- [EXERCISE INSTRUCTIONS] Quote the records in full and leave their pictures out.

- [INPUT RECORDS]
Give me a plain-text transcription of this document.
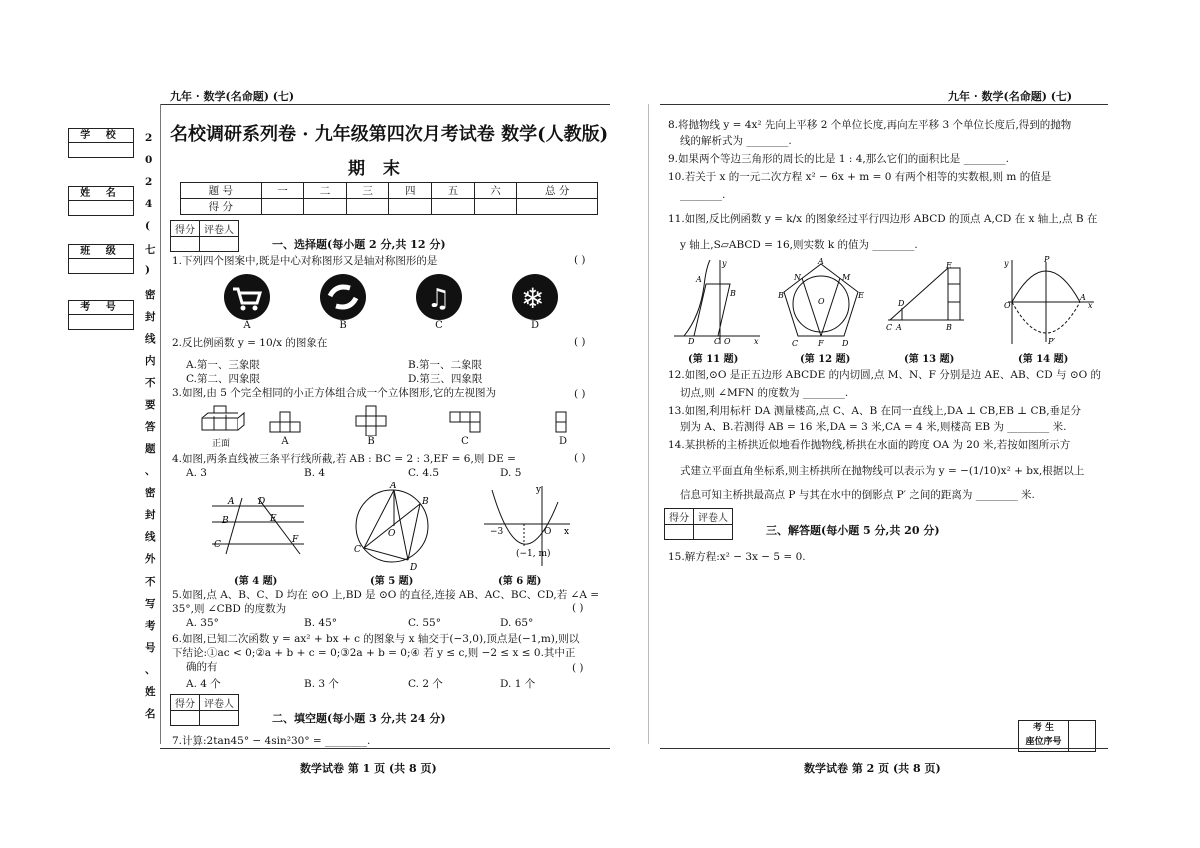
九年 · 数学(名命题) (七)
名校调研系列卷 · 九年级第四次月考试卷 数学(人教版)
期 末
题 号	一	二	三	四	五	六	总 分
得 分							
得分	评卷人

一、选择题(每小题 2 分,共 12 分)
1.下列四个图案中,既是中心对称图形又是轴对称图形的是	( )
♫	❄
A	B	C	D
2.反比例函数 y = 10/x 的图象在	( )
A.第一、三象限	B.第一、二象限
C.第二、四象限	D.第三、四象限
3.如图,由 5 个完全相同的小正方体组合成一个立体图形,它的左视图为	( )
正面	A	B	C	D
4.如图,两条直线被三条平行线所截,若 AB : BC = 2 : 3,EF = 6,则 DE =	( )
A. 3	B. 4	C. 4.5	D. 5
A	D
B	E
C	F
A
B
C
D
O	−3	O
y
x
(−1, m)
(第 4 题)	(第 5 题)	(第 6 题)
5.如图,点 A、B、C、D 均在 ⊙O 上,BD 是 ⊙O 的直径,连接 AB、AC、BC、CD,若 ∠A =
35°,则 ∠CBD 的度数为	( )
A. 35°	B. 45°	C. 55°	D. 65°
6.如图,已知二次函数 y = ax² + bx + c 的图象与 x 轴交于(−3,0),顶点是(−1,m),则以
下结论:①ac < 0;②a + b + c = 0;③2a + b = 0;④ 若 y ≤ c,则 −2 ≤ x ≤ 0.其中正
确的有	( )
A. 4 个	B. 3 个	C. 2 个	D. 1 个
得分	评卷人

二、填空题(每小题 3 分,共 24 分)
7.计算:2tan45° − 4sin²30° = ________.
数学试卷 第 1 页 (共 8 页)
学 校
姓 名
班 级
考 号
2
0
2
4
(
七
)
密
封
线
内
不
要
答
题
、
密
封
线
外
不
写
考
号
、
姓
名
九年 · 数学(名命题) (七)
8.将抛物线 y = 4x² 先向上平移 2 个单位长度,再向左平移 3 个单位长度后,得到的抛物
线的解析式为 ________.
9.如果两个等边三角形的周长的比是 1 : 4,那么它们的面积比是 ________.
10.若关于 x 的一元二次方程 x² − 6x + m = 0 有两个相等的实数根,则 m 的值是
________.
11.如图,反比例函数 y = k/x 的图象经过平行四边形 ABCD 的顶点 A,CD 在 x 轴上,点 B 在
y 轴上,S▱ABCD = 16,则实数 k 的值为 ________.
y
A
B
D C O	x
A
N	M
E
B
O
C F D
C A	B
D
E	y	P
O
A
x
P′
(第 11 题)	(第 12 题)	(第 13 题)	(第 14 题)
12.如图,⊙O 是正五边形 ABCDE 的内切圆,点 M、N、F 分别是边 AE、AB、CD 与 ⊙O 的
切点,则 ∠MFN 的度数为 ________.
13.如图,利用标杆 DA 测量楼高,点 C、A、B 在同一直线上,DA ⊥ CB,EB ⊥ CB,垂足分
别为 A、B.若测得 AB = 16 米,DA = 3 米,CA = 4 米,则楼高 EB 为 ________ 米.
14.某拱桥的主桥拱近似地看作抛物线,桥拱在水面的跨度 OA 为 20 米,若按如图所示方
式建立平面直角坐标系,则主桥拱所在抛物线可以表示为 y = −(1/10)x² + bx,根据以上
信息可知主桥拱最高点 P 与其在水中的倒影点 P′ 之间的距离为 ________ 米.
得分	评卷人

三、解答题(每小题 5 分,共 20 分)
15.解方程:x² − 3x − 5 = 0.
考 生
座位序号
数学试卷 第 2 页 (共 8 页)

- [EXERCISE RESPONSE]
Give me a plain-text transcription of this document.
九年 · 数学(名命题) (七)
名校调研系列卷 · 九年级第四次月考试卷 数学(人教版)
期 末
题 号	一	二	三	四	五	六	总 分
得 分							
得分	评卷人

一、选择题(每小题 2 分,共 12 分)
1.下列四个图案中,既是中心对称图形又是轴对称图形的是	( )
♫	❄
A	B	C	D
2.反比例函数 y = 10/x 的图象在	( )
A.第一、三象限	B.第一、二象限
C.第二、四象限	D.第三、四象限
3.如图,由 5 个完全相同的小正方体组合成一个立体图形,它的左视图为	( )
正面	A	B	C	D
4.如图,两条直线被三条平行线所截,若 AB : BC = 2 : 3,EF = 6,则 DE =	( )
A. 3	B. 4	C. 4.5	D. 5
A	D
B	E
C	F
A
B
C
D
O	−3	O
y
x
(−1, m)
(第 4 题)	(第 5 题)	(第 6 题)
5.如图,点 A、B、C、D 均在 ⊙O 上,BD 是 ⊙O 的直径,连接 AB、AC、BC、CD,若 ∠A =
35°,则 ∠CBD 的度数为	( )
A. 35°	B. 45°	C. 55°	D. 65°
6.如图,已知二次函数 y = ax² + bx + c 的图象与 x 轴交于(−3,0),顶点是(−1,m),则以
下结论:①ac < 0;②a + b + c = 0;③2a + b = 0;④ 若 y ≤ c,则 −2 ≤ x ≤ 0.其中正
确的有	( )
A. 4 个	B. 3 个	C. 2 个	D. 1 个
得分	评卷人

二、填空题(每小题 3 分,共 24 分)
7.计算:2tan45° − 4sin²30° = ________.
数学试卷 第 1 页 (共 8 页)
学 校
姓 名
班 级
考 号
2
0
2
4
(
七
)
密
封
线
内
不
要
答
题
、
密
封
线
外
不
写
考
号
、
姓
名
九年 · 数学(名命题) (七)
8.将抛物线 y = 4x² 先向上平移 2 个单位长度,再向左平移 3 个单位长度后,得到的抛物
线的解析式为 ________.
9.如果两个等边三角形的周长的比是 1 : 4,那么它们的面积比是 ________.
10.若关于 x 的一元二次方程 x² − 6x + m = 0 有两个相等的实数根,则 m 的值是
________.
11.如图,反比例函数 y = k/x 的图象经过平行四边形 ABCD 的顶点 A,CD 在 x 轴上,点 B 在
y 轴上,S▱ABCD = 16,则实数 k 的值为 ________.
y
A
B
D C O	x
A
N	M
E
B
O
C F D
C A	B
D
E	y	P
O
A
x
P′
(第 11 题)	(第 12 题)	(第 13 题)	(第 14 题)
12.如图,⊙O 是正五边形 ABCDE 的内切圆,点 M、N、F 分别是边 AE、AB、CD 与 ⊙O 的
切点,则 ∠MFN 的度数为 ________.
13.如图,利用标杆 DA 测量楼高,点 C、A、B 在同一直线上,DA ⊥ CB,EB ⊥ CB,垂足分
别为 A、B.若测得 AB = 16 米,DA = 3 米,CA = 4 米,则楼高 EB 为 ________ 米.
14.某拱桥的主桥拱近似地看作抛物线,桥拱在水面的跨度 OA 为 20 米,若按如图所示方
式建立平面直角坐标系,则主桥拱所在抛物线可以表示为 y = −(1/10)x² + bx,根据以上
信息可知主桥拱最高点 P 与其在水中的倒影点 P′ 之间的距离为 ________ 米.
得分	评卷人

三、解答题(每小题 5 分,共 20 分)
15.解方程:x² − 3x − 5 = 0.
考 生
座位序号
数学试卷 第 2 页 (共 8 页)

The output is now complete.